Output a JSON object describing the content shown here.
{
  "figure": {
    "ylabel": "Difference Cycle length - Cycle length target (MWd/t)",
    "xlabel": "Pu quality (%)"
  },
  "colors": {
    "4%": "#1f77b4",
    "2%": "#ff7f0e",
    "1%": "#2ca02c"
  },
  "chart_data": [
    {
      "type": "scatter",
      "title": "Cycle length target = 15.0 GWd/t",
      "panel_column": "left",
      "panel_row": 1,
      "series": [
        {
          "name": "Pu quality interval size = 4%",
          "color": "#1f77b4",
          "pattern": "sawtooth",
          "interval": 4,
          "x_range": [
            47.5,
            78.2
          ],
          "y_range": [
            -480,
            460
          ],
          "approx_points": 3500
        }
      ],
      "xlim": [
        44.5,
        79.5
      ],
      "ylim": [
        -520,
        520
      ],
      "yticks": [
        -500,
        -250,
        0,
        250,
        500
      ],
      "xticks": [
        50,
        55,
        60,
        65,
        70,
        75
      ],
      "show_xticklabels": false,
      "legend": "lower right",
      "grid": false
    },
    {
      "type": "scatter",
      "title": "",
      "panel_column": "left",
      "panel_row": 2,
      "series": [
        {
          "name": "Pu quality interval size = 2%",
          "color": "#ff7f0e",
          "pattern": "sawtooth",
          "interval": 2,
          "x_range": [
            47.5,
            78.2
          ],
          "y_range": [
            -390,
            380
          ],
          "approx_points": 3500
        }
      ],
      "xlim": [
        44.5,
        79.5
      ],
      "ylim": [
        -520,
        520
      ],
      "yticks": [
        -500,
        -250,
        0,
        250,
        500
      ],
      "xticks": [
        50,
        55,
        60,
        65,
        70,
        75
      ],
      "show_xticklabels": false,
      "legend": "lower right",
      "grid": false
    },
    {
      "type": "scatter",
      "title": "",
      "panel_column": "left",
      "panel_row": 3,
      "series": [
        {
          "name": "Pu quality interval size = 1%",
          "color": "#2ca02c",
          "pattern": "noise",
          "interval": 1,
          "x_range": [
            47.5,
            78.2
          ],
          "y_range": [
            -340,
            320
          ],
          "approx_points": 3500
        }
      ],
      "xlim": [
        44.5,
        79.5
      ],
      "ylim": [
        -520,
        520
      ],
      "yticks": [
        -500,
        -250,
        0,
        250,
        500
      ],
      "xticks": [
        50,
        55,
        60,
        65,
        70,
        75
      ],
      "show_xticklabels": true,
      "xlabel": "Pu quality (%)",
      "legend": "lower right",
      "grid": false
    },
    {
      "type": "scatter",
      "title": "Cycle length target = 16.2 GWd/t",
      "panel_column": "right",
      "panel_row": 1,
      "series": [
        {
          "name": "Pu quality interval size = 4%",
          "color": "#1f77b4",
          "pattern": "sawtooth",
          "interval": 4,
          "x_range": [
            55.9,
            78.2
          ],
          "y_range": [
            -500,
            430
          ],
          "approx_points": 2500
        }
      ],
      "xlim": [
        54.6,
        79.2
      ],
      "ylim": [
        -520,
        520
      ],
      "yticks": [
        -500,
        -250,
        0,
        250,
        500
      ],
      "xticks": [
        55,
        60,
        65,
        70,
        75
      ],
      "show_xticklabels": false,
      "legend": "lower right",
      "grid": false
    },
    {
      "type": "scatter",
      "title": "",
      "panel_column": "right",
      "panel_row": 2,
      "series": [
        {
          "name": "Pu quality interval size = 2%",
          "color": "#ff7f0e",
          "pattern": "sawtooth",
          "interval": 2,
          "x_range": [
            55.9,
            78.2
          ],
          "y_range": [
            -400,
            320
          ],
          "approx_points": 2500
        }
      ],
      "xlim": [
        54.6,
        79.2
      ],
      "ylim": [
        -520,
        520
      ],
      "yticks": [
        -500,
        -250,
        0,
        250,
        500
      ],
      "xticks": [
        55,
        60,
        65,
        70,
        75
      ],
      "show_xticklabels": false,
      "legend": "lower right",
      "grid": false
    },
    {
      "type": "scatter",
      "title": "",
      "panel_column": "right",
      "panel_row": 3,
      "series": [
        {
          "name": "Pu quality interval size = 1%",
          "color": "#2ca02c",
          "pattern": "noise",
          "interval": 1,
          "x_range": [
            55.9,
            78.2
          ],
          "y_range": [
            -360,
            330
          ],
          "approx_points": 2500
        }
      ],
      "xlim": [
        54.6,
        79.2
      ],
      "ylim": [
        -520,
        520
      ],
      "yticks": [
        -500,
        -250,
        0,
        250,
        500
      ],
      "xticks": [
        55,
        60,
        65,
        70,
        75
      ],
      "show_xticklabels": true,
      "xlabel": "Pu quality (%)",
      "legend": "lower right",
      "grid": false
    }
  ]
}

####

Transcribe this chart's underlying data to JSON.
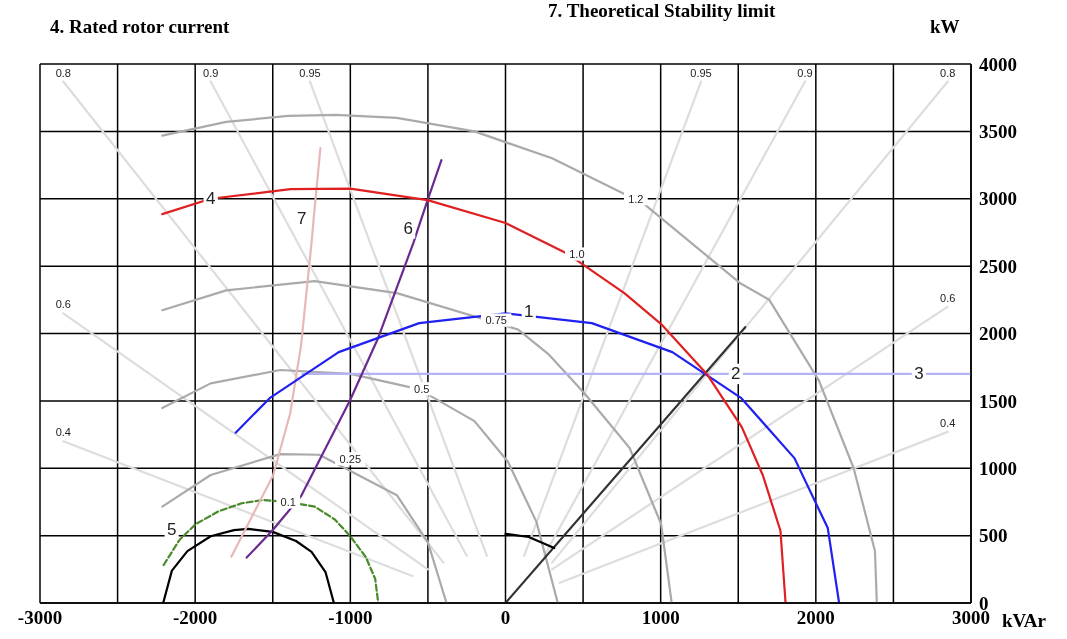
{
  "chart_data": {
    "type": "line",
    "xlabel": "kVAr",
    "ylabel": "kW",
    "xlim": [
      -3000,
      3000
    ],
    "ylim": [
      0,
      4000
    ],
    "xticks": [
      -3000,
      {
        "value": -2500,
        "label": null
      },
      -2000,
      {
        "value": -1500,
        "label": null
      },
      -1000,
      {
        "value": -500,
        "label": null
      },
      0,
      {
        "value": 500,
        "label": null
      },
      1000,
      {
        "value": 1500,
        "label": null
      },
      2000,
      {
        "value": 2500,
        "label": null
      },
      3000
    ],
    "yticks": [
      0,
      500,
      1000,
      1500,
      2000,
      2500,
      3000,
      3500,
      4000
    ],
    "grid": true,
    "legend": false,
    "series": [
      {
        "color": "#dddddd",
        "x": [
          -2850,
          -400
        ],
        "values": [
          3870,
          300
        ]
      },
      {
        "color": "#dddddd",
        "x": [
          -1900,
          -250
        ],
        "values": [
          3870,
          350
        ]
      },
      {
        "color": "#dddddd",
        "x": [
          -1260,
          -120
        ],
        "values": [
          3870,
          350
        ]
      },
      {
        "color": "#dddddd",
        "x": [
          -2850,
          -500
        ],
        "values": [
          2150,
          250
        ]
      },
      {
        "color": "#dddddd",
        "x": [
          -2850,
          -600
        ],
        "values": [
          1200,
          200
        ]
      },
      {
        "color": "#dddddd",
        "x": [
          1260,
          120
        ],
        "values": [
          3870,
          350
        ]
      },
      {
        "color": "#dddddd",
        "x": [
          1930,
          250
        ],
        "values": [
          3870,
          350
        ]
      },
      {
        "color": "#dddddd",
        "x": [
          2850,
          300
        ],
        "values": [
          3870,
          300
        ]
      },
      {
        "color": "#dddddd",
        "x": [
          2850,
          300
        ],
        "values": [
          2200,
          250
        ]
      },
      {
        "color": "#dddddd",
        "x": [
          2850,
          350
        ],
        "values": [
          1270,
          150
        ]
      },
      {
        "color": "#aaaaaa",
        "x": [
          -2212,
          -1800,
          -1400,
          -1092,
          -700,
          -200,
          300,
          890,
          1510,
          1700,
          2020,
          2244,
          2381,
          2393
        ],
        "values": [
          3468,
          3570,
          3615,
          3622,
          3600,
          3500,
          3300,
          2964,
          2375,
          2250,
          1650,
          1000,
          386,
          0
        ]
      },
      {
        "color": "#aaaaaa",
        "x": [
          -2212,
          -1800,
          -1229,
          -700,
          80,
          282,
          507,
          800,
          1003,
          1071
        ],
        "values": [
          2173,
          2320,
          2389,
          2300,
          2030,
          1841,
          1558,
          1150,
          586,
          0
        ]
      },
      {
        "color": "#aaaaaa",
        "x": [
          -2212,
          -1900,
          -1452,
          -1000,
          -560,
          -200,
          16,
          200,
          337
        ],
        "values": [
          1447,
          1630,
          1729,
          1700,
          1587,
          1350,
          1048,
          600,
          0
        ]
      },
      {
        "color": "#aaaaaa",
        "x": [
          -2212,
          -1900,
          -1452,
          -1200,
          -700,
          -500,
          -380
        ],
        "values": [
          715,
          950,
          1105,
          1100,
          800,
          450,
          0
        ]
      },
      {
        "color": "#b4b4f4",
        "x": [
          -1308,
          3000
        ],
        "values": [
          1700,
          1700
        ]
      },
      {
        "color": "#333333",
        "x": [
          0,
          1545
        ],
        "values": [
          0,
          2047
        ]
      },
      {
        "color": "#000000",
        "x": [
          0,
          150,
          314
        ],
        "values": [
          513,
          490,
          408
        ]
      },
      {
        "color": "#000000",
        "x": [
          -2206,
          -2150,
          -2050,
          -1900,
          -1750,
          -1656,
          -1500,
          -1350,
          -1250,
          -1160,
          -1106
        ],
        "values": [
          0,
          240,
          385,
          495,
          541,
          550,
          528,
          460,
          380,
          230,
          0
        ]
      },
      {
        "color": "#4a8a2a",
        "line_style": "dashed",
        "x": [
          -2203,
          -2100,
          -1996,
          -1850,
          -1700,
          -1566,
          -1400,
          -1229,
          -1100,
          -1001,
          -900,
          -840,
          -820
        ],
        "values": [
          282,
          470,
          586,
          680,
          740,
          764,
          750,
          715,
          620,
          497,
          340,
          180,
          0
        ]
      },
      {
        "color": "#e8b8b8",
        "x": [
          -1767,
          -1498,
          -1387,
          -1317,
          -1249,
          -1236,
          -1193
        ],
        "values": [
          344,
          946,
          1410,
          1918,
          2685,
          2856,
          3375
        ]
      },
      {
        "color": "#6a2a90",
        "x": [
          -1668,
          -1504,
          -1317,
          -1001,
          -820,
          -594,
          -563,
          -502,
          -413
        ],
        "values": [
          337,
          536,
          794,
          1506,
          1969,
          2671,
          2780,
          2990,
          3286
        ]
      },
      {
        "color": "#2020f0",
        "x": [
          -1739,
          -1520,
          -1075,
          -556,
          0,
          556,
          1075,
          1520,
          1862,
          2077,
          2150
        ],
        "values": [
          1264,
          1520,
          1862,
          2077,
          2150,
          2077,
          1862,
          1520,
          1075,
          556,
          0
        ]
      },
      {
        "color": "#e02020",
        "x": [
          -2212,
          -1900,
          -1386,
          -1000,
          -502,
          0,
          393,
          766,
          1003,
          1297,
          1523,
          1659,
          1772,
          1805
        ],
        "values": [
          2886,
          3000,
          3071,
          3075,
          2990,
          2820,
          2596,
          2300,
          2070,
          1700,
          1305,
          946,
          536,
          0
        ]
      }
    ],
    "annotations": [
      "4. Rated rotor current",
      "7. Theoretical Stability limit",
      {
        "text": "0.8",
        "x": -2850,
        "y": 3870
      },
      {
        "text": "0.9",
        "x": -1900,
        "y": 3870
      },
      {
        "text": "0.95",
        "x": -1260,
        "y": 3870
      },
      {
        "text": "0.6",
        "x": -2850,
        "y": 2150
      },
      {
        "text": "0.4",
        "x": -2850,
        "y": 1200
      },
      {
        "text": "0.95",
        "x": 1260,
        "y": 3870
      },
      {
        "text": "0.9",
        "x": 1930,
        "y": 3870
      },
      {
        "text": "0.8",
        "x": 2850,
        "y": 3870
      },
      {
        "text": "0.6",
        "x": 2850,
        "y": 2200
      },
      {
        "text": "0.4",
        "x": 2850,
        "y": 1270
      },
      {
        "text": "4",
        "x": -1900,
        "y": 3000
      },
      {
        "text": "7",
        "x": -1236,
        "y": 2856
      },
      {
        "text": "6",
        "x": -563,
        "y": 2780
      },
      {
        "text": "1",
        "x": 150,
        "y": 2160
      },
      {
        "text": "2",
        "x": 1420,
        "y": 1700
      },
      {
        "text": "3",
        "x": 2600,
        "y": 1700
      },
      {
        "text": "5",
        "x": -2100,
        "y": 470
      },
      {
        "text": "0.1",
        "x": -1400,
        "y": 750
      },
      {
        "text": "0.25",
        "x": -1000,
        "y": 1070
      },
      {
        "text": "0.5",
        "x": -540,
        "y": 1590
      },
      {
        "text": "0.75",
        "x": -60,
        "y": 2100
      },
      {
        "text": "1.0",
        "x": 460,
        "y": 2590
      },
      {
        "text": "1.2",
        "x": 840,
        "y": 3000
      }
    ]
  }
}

####

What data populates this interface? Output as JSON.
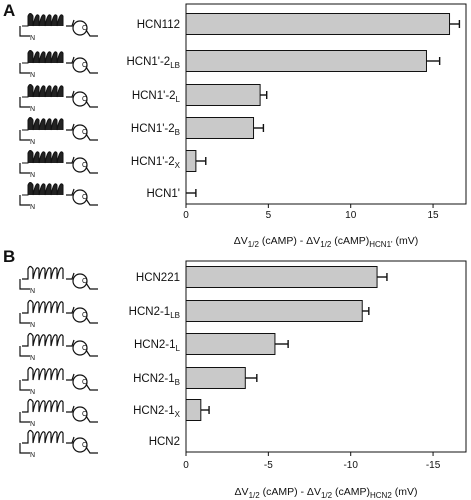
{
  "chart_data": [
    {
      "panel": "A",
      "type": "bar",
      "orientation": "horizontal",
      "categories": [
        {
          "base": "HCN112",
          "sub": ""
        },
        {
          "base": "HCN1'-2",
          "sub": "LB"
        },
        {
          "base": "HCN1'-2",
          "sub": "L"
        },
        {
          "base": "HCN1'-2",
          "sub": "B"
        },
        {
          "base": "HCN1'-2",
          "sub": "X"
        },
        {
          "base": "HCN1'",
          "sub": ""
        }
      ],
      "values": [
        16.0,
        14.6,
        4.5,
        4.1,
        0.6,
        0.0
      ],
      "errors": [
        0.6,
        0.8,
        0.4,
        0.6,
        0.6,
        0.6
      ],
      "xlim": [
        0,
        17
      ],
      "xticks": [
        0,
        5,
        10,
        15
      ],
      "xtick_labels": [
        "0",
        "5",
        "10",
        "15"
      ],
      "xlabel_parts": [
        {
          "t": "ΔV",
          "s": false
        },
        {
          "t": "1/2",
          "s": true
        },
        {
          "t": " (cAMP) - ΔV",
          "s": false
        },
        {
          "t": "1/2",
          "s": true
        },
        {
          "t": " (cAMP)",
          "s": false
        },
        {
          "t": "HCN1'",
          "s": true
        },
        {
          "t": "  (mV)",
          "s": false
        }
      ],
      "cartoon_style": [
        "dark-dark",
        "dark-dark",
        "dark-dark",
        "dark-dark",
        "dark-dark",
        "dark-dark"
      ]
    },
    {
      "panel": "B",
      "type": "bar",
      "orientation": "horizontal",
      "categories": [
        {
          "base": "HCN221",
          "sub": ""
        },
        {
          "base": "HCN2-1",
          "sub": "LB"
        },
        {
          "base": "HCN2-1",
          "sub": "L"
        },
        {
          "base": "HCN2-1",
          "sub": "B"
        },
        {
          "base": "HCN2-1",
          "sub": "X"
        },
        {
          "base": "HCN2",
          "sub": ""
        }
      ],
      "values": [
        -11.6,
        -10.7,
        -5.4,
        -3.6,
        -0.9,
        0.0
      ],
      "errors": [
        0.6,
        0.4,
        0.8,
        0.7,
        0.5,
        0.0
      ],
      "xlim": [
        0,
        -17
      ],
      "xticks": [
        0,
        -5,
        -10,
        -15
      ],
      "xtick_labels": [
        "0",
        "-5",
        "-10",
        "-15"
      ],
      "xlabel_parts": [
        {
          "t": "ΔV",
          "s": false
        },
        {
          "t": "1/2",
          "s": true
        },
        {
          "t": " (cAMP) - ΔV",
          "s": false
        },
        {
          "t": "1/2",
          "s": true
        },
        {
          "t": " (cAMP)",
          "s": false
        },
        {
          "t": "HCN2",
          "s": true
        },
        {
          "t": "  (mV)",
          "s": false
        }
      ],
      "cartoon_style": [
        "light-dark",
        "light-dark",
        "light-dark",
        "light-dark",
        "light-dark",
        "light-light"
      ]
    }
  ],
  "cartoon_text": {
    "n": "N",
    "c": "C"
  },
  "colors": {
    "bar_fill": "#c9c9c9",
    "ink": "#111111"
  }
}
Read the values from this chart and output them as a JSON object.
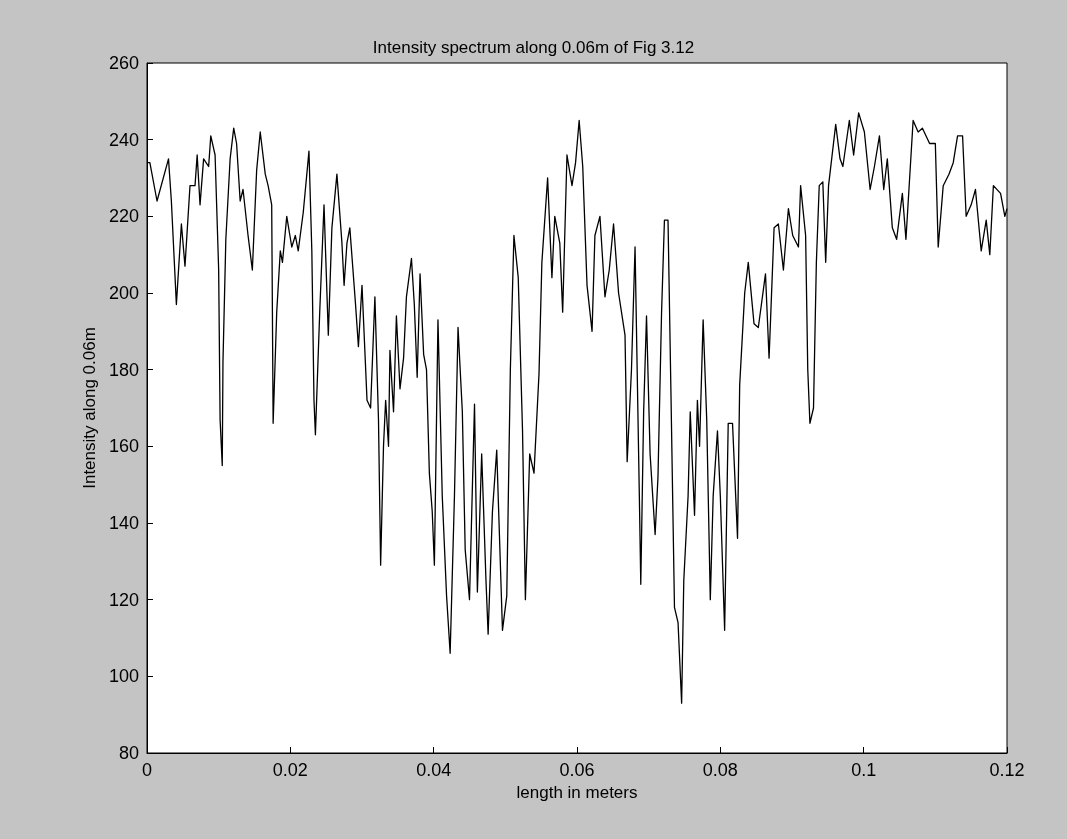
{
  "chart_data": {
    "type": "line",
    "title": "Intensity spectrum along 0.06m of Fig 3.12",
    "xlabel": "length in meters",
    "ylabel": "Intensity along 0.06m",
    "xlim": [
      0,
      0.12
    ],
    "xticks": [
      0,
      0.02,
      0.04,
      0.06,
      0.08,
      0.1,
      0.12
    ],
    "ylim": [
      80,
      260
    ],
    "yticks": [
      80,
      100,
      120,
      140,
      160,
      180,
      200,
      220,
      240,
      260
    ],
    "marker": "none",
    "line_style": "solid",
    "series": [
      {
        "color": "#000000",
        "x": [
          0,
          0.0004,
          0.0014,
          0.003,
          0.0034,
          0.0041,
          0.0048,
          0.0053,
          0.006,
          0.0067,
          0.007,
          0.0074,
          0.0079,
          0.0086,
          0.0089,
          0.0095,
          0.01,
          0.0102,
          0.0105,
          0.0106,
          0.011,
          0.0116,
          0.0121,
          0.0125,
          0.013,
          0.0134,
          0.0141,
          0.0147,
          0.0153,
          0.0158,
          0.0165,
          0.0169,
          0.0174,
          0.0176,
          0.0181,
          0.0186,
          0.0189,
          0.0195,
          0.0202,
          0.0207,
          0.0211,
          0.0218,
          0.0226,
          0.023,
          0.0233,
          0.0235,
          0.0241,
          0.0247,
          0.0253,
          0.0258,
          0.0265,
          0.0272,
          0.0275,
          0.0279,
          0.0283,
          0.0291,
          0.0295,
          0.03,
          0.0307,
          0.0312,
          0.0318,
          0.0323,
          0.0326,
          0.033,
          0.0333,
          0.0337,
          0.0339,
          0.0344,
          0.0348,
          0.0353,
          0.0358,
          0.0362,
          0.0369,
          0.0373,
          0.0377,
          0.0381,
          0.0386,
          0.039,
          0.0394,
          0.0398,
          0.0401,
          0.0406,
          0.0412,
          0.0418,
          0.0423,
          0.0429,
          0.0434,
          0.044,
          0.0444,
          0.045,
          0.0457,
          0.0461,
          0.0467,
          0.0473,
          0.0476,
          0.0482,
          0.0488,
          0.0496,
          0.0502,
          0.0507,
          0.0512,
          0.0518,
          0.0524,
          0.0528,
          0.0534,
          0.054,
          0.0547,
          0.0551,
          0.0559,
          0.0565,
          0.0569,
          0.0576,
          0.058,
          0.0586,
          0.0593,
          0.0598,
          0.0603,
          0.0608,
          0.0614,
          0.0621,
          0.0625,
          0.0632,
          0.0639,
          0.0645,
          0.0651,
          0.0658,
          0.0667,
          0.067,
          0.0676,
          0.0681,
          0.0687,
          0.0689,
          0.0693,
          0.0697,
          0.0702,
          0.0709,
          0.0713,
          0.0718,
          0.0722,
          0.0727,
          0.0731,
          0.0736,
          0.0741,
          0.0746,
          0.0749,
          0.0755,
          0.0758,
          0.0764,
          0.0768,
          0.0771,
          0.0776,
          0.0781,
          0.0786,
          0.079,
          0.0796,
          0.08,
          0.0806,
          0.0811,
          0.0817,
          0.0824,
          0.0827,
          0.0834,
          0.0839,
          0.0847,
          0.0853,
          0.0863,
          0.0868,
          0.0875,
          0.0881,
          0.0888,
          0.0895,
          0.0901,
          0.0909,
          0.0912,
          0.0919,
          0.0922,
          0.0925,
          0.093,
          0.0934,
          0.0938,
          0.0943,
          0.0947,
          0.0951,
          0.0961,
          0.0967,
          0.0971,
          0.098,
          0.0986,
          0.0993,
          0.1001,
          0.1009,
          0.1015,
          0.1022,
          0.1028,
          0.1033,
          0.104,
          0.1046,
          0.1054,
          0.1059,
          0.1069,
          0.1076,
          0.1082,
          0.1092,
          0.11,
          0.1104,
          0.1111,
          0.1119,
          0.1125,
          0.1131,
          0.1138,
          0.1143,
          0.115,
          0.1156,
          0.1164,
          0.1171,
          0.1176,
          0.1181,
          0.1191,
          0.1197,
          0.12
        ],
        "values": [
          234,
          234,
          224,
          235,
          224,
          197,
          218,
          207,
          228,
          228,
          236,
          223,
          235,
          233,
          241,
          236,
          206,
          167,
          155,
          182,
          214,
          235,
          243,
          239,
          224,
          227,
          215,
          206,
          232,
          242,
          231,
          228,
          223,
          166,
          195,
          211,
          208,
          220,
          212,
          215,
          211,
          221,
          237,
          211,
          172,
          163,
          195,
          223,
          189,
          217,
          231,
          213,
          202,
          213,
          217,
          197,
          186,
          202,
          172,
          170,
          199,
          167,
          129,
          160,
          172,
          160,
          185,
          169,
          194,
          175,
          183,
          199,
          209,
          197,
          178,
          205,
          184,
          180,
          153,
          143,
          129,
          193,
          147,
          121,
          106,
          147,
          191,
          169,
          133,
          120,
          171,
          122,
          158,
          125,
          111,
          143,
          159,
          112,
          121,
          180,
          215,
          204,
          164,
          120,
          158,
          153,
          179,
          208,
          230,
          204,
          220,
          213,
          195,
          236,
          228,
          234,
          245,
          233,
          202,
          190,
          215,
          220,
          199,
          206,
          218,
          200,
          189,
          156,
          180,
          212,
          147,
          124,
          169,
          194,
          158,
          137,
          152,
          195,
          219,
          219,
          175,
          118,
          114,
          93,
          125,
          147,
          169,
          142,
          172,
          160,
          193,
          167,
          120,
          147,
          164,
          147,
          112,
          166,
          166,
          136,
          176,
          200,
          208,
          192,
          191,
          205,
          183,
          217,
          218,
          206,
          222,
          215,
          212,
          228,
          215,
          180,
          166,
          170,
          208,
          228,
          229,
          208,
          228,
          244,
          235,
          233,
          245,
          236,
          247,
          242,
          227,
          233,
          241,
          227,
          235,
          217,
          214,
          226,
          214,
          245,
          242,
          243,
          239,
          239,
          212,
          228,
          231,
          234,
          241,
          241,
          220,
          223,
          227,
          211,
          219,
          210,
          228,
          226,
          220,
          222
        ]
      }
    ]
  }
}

####

- **Exercise requirements**
From the listing above, collect every line that mentions the word "along".

- **Output of the task**
    "title": "Intensity spectrum along 0.06m of Fig 3.12",
    "ylabel": "Intensity along 0.06m",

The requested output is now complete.